* Start ITEMS *

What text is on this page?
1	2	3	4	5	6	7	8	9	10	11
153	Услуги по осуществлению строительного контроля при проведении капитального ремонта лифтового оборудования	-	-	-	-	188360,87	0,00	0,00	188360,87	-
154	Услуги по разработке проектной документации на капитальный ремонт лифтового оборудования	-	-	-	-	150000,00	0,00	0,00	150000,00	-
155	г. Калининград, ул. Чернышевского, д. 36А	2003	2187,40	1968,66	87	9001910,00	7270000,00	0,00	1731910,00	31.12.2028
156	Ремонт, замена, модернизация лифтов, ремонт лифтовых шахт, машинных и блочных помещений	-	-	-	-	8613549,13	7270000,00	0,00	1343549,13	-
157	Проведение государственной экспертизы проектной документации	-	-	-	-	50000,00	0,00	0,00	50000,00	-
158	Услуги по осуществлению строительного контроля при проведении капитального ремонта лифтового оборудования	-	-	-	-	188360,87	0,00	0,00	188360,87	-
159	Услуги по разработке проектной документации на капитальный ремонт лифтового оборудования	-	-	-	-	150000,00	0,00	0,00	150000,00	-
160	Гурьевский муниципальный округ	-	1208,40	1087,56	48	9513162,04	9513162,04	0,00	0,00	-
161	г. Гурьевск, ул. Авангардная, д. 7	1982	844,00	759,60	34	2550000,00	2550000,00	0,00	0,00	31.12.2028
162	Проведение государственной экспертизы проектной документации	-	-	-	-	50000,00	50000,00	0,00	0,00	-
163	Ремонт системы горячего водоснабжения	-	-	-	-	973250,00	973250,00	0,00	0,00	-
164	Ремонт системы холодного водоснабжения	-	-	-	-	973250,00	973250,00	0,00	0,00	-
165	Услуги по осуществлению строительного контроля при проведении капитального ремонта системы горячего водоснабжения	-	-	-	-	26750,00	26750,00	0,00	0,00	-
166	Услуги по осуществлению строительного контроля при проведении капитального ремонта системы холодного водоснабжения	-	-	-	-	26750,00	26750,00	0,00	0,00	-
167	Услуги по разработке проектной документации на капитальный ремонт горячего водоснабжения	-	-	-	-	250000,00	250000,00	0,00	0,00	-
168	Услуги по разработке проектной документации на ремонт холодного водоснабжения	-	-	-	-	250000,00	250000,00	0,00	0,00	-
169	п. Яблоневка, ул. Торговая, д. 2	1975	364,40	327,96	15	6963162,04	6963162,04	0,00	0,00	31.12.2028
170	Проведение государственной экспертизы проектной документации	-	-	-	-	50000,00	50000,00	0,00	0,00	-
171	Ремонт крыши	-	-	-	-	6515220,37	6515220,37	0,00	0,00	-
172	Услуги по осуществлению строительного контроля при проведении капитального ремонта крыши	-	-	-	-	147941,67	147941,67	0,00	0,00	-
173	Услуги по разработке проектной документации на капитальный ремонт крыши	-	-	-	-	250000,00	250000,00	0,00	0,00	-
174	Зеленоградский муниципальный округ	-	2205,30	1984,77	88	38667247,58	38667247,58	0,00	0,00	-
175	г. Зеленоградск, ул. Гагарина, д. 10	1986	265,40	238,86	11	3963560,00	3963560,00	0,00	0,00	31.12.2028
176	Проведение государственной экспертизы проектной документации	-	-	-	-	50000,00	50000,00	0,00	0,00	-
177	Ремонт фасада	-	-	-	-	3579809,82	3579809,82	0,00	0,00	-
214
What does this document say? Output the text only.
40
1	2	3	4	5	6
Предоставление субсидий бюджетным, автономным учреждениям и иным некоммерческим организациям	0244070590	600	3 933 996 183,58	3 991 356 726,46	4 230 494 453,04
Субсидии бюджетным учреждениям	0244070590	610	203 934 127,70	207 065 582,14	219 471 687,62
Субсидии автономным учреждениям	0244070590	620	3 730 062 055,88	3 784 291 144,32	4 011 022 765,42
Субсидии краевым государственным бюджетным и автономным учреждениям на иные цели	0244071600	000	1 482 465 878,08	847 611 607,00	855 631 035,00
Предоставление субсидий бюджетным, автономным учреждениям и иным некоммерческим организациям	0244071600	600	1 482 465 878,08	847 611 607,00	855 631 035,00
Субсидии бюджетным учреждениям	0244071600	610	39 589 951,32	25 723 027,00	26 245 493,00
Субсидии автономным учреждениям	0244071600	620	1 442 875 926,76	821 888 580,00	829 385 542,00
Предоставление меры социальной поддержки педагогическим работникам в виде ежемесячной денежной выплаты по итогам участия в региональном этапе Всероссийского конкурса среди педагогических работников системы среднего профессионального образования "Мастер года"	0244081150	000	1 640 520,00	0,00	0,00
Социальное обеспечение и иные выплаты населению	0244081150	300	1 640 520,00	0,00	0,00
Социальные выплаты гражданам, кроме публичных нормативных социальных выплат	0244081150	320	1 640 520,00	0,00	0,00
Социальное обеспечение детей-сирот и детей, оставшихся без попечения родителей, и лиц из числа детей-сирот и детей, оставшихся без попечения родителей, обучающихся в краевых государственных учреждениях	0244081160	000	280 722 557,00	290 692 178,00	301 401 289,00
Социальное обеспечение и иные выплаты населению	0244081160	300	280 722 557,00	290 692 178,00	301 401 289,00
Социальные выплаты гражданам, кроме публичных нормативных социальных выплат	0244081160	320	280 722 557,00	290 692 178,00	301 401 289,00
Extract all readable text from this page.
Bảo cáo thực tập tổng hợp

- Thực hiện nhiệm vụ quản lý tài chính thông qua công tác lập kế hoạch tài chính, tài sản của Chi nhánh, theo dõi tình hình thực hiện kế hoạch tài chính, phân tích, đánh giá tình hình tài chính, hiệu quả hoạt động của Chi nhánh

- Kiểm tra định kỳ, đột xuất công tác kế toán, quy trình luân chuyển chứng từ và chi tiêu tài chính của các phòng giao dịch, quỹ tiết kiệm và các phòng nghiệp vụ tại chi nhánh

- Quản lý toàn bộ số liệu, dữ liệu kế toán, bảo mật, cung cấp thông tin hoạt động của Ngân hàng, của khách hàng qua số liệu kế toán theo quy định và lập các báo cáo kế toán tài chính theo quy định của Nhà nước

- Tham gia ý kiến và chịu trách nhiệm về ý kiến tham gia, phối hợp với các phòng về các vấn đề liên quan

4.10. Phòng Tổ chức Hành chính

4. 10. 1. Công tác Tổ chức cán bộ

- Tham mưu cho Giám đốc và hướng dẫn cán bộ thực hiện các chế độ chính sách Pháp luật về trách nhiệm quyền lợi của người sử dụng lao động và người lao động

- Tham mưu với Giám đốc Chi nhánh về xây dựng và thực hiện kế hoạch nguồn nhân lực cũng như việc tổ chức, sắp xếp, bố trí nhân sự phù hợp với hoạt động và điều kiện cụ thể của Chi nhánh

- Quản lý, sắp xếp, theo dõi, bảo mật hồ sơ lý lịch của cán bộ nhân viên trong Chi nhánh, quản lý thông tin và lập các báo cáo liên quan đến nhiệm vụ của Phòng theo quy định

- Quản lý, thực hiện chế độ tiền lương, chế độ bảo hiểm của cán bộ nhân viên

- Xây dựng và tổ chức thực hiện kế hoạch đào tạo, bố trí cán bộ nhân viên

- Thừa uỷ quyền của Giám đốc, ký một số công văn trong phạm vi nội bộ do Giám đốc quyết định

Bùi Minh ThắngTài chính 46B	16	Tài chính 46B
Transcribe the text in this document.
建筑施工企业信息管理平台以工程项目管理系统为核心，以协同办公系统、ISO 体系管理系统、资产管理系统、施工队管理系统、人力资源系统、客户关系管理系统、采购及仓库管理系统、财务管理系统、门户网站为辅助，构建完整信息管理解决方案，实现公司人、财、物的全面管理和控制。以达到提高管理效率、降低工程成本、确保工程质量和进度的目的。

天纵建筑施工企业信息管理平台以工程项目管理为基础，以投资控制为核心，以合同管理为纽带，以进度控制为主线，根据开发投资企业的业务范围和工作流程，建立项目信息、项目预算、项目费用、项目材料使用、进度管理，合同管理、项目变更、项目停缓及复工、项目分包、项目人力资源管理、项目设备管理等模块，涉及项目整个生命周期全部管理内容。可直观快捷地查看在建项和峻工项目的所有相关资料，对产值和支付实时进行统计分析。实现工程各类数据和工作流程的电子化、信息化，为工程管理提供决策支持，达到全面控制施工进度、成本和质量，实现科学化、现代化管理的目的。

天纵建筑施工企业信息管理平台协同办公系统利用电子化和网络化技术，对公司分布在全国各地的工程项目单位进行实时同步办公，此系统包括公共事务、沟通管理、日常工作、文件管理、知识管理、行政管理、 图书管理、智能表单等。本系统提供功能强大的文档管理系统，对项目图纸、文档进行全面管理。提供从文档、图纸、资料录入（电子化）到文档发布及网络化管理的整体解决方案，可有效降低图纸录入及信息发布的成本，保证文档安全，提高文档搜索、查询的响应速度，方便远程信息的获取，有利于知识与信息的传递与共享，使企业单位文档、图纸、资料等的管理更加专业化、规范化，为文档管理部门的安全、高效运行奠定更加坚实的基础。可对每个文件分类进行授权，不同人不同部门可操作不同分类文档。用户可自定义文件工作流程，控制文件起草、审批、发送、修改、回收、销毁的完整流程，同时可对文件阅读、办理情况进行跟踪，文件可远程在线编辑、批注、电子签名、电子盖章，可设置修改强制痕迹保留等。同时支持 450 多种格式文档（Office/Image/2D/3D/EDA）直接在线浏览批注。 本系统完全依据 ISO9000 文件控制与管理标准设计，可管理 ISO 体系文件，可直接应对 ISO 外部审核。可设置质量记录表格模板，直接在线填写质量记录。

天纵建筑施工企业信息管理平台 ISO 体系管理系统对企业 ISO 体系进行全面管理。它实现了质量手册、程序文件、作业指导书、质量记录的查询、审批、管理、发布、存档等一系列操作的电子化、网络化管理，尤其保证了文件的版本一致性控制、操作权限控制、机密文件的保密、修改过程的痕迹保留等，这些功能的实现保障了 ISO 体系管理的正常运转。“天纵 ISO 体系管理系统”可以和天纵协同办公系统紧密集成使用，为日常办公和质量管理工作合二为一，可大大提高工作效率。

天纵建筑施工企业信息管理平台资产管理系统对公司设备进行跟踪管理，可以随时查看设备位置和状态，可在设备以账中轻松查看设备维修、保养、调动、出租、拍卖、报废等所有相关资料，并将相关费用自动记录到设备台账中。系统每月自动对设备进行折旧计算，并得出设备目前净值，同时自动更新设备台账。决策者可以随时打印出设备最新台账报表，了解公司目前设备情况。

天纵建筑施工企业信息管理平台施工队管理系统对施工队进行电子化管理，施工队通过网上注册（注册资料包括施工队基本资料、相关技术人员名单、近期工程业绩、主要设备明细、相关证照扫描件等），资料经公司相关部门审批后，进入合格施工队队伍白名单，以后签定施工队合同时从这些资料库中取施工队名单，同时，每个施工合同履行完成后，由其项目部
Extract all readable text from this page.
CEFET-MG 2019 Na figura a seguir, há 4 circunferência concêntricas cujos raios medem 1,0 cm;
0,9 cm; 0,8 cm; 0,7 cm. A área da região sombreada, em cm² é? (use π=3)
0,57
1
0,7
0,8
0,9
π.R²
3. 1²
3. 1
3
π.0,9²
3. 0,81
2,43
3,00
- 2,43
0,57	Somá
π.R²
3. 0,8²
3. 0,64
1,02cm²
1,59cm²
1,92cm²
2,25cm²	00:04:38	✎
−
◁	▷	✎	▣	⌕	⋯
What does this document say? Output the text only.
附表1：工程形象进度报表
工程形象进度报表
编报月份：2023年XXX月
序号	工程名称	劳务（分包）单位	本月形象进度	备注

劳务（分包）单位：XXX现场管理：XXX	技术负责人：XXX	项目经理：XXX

* End ITEMS *

- **TASK**:
From the data above, show each line that contains "Социальные".

- **REPLY**:
Социальные выплаты гражданам, кроме публичных нормативных социальных выплат	0244081150	320	1 640 520,00	0,00	0,00
Социальные выплаты гражданам, кроме публичных нормативных социальных выплат	0244081160	320	280 722 557,00	290 692 178,00	301 401 289,00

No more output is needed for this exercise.